**Written request**. Leaving out the pictures, retype all the material exactly.

**Data**.
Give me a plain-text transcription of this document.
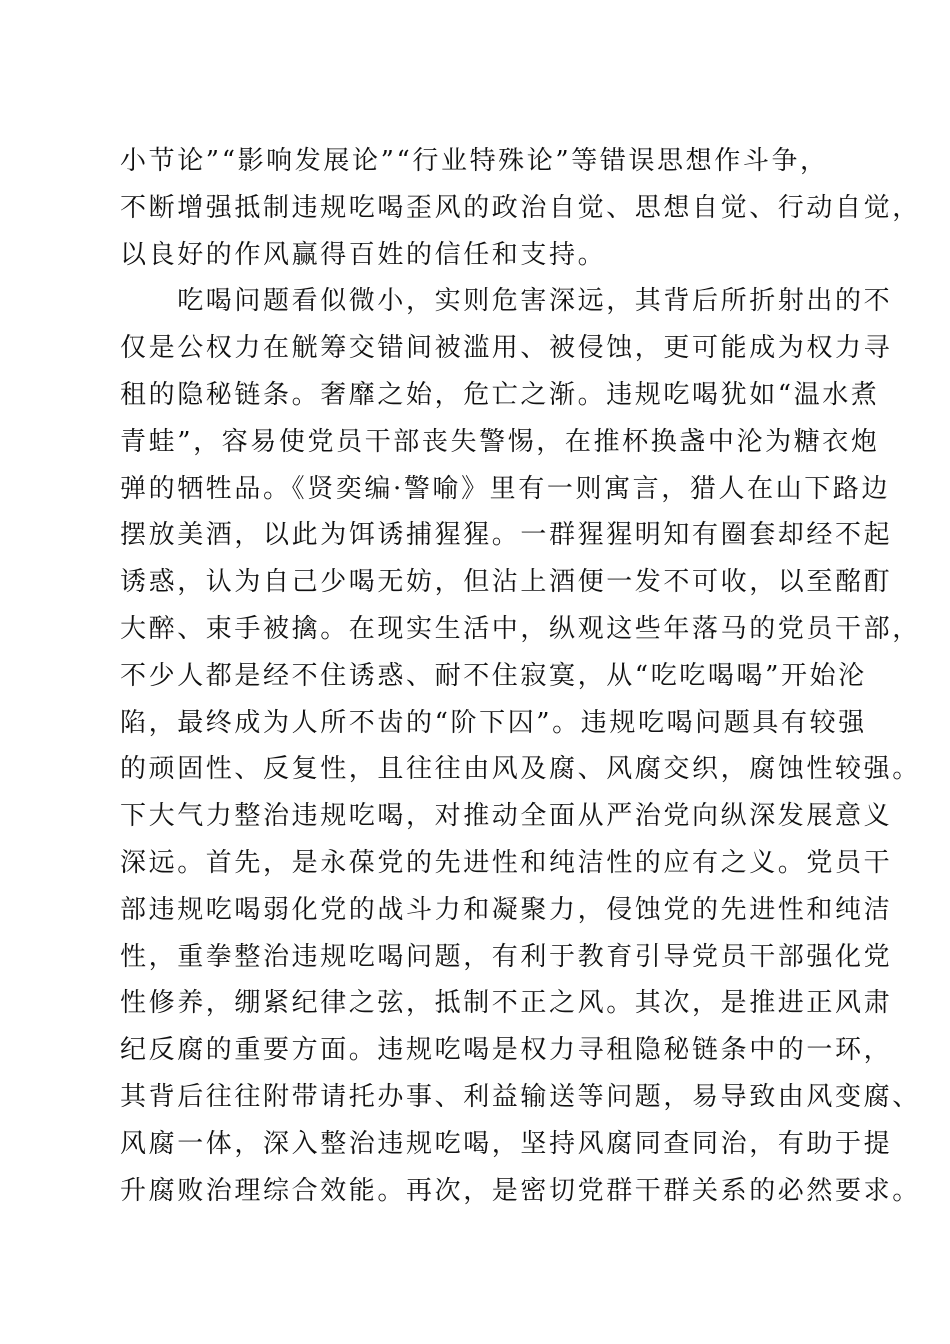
小节论”“影响发展论”“行业特殊论”等错误思想作斗争，
不断增强抵制违规吃喝歪风的政治自觉、思想自觉、行动自觉，
以良好的作风赢得百姓的信任和支持。
　　吃喝问题看似微小，实则危害深远，其背后所折射出的不
仅是公权力在觥筹交错间被滥用、被侵蚀，更可能成为权力寻
租的隐秘链条。奢靡之始，危亡之渐。违规吃喝犹如“温水煮
青蛙”，容易使党员干部丧失警惕，在推杯换盏中沦为糖衣炮
弹的牺牲品。《贤奕编·警喻》里有一则寓言，猎人在山下路边
摆放美酒，以此为饵诱捕猩猩。一群猩猩明知有圈套却经不起
诱惑，认为自己少喝无妨，但沾上酒便一发不可收，以至酩酊
大醉、束手被擒。在现实生活中，纵观这些年落马的党员干部，
不少人都是经不住诱惑、耐不住寂寞，从“吃吃喝喝”开始沦
陷，最终成为人所不齿的“阶下囚”。违规吃喝问题具有较强
的顽固性、反复性，且往往由风及腐、风腐交织，腐蚀性较强。
下大气力整治违规吃喝，对推动全面从严治党向纵深发展意义
深远。首先，是永葆党的先进性和纯洁性的应有之义。党员干
部违规吃喝弱化党的战斗力和凝聚力，侵蚀党的先进性和纯洁
性，重拳整治违规吃喝问题，有利于教育引导党员干部强化党
性修养，绷紧纪律之弦，抵制不正之风。其次，是推进正风肃
纪反腐的重要方面。违规吃喝是权力寻租隐秘链条中的一环，
其背后往往附带请托办事、利益输送等问题，易导致由风变腐、
风腐一体，深入整治违规吃喝，坚持风腐同查同治，有助于提
升腐败治理综合效能。再次，是密切党群干群关系的必然要求。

**Output**.
Give me a plain-text transcription of this document.
小节论”“影响发展论”“行业特殊论”等错误思想作斗争，
不断增强抵制违规吃喝歪风的政治自觉、思想自觉、行动自觉，
以良好的作风赢得百姓的信任和支持。
　　吃喝问题看似微小，实则危害深远，其背后所折射出的不
仅是公权力在觥筹交错间被滥用、被侵蚀，更可能成为权力寻
租的隐秘链条。奢靡之始，危亡之渐。违规吃喝犹如“温水煮
青蛙”，容易使党员干部丧失警惕，在推杯换盏中沦为糖衣炮
弹的牺牲品。《贤奕编·警喻》里有一则寓言，猎人在山下路边
摆放美酒，以此为饵诱捕猩猩。一群猩猩明知有圈套却经不起
诱惑，认为自己少喝无妨，但沾上酒便一发不可收，以至酩酊
大醉、束手被擒。在现实生活中，纵观这些年落马的党员干部，
不少人都是经不住诱惑、耐不住寂寞，从“吃吃喝喝”开始沦
陷，最终成为人所不齿的“阶下囚”。违规吃喝问题具有较强
的顽固性、反复性，且往往由风及腐、风腐交织，腐蚀性较强。
下大气力整治违规吃喝，对推动全面从严治党向纵深发展意义
深远。首先，是永葆党的先进性和纯洁性的应有之义。党员干
部违规吃喝弱化党的战斗力和凝聚力，侵蚀党的先进性和纯洁
性，重拳整治违规吃喝问题，有利于教育引导党员干部强化党
性修养，绷紧纪律之弦，抵制不正之风。其次，是推进正风肃
纪反腐的重要方面。违规吃喝是权力寻租隐秘链条中的一环，
其背后往往附带请托办事、利益输送等问题，易导致由风变腐、
风腐一体，深入整治违规吃喝，坚持风腐同查同治，有助于提
升腐败治理综合效能。再次，是密切党群干群关系的必然要求。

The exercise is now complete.